Exercise data =>
————————

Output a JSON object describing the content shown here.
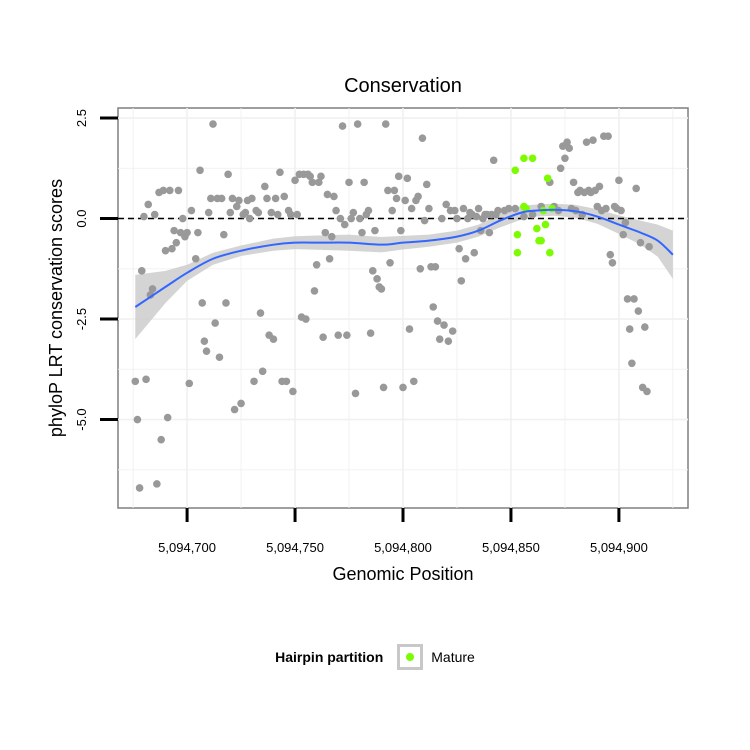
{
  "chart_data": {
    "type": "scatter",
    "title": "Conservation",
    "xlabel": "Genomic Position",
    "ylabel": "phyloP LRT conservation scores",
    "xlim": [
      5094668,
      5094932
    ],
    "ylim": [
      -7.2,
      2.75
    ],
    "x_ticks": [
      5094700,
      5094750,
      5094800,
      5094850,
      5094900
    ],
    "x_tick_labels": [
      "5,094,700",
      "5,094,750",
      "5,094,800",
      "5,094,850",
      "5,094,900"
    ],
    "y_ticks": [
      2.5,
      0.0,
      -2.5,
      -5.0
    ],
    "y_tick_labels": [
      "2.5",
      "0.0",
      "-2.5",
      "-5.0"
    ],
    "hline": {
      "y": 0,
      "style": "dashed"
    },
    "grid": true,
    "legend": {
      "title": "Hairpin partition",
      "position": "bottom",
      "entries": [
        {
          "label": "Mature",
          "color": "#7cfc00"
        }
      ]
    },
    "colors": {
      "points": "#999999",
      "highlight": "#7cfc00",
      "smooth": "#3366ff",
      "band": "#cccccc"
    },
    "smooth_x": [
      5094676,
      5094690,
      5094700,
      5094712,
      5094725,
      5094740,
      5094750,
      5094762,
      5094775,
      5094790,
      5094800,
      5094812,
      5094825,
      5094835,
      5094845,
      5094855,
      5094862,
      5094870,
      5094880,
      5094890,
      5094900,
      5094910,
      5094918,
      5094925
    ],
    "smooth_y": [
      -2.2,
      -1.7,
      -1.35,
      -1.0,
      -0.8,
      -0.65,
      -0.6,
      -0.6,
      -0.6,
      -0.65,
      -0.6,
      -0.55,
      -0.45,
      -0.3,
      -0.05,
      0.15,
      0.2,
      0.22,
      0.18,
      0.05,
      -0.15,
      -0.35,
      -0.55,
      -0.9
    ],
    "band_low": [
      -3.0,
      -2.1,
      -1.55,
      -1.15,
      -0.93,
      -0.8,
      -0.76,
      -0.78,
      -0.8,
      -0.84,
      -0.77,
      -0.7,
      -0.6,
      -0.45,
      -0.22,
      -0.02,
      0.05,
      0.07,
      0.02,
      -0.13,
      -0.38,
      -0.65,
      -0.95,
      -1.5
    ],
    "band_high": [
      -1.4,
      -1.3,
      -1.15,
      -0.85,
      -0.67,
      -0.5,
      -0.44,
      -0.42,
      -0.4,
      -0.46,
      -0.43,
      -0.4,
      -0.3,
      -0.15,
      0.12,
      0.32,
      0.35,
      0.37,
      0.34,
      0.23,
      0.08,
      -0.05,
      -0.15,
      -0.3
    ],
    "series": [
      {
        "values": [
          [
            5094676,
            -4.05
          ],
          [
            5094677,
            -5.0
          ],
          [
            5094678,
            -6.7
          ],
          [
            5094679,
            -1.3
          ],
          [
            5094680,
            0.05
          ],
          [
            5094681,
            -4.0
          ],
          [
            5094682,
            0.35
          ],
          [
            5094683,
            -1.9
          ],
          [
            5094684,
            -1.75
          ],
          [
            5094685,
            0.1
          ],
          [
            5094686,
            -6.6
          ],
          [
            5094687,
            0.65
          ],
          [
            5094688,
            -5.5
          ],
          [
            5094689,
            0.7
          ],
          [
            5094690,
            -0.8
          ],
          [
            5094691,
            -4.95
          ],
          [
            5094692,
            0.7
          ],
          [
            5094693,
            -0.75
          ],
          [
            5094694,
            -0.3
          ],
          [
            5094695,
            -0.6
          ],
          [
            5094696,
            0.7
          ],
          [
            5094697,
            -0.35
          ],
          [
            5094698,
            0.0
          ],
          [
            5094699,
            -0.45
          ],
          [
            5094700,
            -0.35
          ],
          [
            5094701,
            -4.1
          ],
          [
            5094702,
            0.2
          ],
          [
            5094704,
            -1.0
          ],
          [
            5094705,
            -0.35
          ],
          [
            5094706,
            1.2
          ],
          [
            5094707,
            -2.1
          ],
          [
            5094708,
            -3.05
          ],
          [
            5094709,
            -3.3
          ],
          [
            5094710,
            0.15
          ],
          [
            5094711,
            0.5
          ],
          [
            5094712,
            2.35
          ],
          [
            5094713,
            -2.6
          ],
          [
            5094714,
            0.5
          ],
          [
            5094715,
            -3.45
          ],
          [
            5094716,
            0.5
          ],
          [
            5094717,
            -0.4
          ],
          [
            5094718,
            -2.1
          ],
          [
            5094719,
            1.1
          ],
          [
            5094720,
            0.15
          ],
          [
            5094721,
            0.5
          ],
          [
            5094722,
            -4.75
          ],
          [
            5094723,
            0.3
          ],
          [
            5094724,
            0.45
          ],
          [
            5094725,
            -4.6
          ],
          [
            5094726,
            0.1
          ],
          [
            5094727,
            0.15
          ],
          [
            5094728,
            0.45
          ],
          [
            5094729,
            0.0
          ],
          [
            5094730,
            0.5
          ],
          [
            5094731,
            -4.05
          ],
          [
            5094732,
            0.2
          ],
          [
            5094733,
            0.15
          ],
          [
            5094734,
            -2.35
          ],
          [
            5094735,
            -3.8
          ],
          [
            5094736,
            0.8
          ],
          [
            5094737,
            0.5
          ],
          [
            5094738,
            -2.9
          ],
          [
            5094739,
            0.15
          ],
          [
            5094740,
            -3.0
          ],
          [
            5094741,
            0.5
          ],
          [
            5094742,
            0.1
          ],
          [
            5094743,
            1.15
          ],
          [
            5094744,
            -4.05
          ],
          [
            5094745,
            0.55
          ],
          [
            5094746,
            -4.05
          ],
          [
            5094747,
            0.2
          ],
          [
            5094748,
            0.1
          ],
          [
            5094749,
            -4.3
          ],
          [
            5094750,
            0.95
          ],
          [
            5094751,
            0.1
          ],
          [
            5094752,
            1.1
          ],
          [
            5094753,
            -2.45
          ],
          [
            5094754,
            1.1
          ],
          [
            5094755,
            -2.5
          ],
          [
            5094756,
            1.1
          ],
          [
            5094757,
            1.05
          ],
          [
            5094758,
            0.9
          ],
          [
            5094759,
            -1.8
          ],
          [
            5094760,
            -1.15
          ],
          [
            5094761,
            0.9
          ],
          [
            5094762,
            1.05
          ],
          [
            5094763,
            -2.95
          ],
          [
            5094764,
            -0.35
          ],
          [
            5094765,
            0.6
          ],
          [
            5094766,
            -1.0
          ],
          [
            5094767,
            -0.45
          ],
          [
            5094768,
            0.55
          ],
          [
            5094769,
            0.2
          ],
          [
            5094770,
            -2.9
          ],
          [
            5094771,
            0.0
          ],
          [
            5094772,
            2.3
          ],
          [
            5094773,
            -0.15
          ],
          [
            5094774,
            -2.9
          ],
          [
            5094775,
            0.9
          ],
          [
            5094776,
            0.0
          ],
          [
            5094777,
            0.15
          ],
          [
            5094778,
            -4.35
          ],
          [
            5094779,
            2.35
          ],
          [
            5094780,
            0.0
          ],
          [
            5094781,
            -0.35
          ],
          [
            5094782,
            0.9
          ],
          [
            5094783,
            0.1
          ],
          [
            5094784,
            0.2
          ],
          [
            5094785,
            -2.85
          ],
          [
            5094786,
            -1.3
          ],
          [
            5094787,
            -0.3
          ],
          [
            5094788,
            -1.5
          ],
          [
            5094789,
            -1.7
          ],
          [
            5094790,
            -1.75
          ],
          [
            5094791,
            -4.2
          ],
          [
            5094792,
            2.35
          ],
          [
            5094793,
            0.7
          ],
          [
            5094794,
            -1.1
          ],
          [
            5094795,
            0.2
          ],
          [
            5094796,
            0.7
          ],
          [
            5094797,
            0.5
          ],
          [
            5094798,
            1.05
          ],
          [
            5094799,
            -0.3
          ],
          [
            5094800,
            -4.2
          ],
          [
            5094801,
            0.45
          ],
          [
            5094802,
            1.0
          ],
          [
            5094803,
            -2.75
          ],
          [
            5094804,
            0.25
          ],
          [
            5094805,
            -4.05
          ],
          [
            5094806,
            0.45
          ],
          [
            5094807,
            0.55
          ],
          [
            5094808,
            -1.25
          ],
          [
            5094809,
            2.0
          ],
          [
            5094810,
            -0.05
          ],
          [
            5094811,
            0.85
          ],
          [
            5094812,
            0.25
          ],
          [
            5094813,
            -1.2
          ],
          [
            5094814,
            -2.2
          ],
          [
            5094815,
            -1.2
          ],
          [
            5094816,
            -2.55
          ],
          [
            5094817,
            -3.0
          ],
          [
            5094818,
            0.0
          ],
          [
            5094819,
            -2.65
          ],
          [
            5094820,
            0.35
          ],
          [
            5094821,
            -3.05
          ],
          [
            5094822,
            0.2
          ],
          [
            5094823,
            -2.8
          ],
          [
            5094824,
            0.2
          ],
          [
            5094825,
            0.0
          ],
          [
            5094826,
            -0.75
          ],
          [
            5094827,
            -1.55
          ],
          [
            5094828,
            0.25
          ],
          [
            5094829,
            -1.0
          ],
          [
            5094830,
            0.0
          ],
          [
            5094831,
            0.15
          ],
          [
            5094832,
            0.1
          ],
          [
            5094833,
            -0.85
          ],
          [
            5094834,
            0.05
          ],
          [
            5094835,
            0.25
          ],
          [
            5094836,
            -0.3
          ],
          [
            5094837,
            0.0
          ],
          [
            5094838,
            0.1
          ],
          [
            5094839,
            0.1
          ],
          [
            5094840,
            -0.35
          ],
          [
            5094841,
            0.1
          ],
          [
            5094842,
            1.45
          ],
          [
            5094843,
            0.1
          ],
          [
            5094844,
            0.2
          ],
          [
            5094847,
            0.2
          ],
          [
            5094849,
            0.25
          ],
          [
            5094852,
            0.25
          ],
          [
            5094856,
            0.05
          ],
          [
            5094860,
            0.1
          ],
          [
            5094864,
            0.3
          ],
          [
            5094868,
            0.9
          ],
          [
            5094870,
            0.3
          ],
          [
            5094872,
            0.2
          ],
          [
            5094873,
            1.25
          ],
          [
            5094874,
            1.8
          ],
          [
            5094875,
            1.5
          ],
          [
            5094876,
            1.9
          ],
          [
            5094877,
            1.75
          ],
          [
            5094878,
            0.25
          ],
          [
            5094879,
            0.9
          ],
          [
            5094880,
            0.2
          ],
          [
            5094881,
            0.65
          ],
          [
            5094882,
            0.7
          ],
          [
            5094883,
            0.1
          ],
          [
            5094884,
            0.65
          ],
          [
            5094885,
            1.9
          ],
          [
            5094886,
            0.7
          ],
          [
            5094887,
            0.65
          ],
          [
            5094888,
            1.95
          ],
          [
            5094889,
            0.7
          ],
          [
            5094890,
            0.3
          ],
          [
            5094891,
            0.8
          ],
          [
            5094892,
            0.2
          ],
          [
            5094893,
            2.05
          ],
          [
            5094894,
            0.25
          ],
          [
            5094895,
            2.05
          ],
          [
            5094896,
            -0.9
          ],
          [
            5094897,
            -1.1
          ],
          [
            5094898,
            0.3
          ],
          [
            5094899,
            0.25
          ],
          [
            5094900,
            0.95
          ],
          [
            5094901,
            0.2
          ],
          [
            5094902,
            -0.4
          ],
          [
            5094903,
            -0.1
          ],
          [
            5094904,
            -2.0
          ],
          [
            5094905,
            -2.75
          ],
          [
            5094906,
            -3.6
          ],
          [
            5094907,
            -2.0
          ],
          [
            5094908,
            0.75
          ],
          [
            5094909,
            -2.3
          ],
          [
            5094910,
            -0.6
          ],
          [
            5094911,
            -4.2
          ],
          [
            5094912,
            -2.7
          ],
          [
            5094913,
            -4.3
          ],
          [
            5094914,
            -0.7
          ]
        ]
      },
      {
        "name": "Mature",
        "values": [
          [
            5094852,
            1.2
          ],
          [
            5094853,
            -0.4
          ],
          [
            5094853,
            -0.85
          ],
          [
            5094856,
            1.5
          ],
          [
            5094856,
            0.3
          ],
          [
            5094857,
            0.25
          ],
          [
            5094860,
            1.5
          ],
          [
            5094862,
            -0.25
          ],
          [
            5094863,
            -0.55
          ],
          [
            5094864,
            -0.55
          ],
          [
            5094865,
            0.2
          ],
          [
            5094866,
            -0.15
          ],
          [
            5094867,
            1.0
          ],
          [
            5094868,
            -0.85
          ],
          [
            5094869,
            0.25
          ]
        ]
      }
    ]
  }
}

————————

What needs to be done => Find the word "title" in the data and show each line that holds it.

Response area =>
    "title": "Conservation",
      "title": "Hairpin partition",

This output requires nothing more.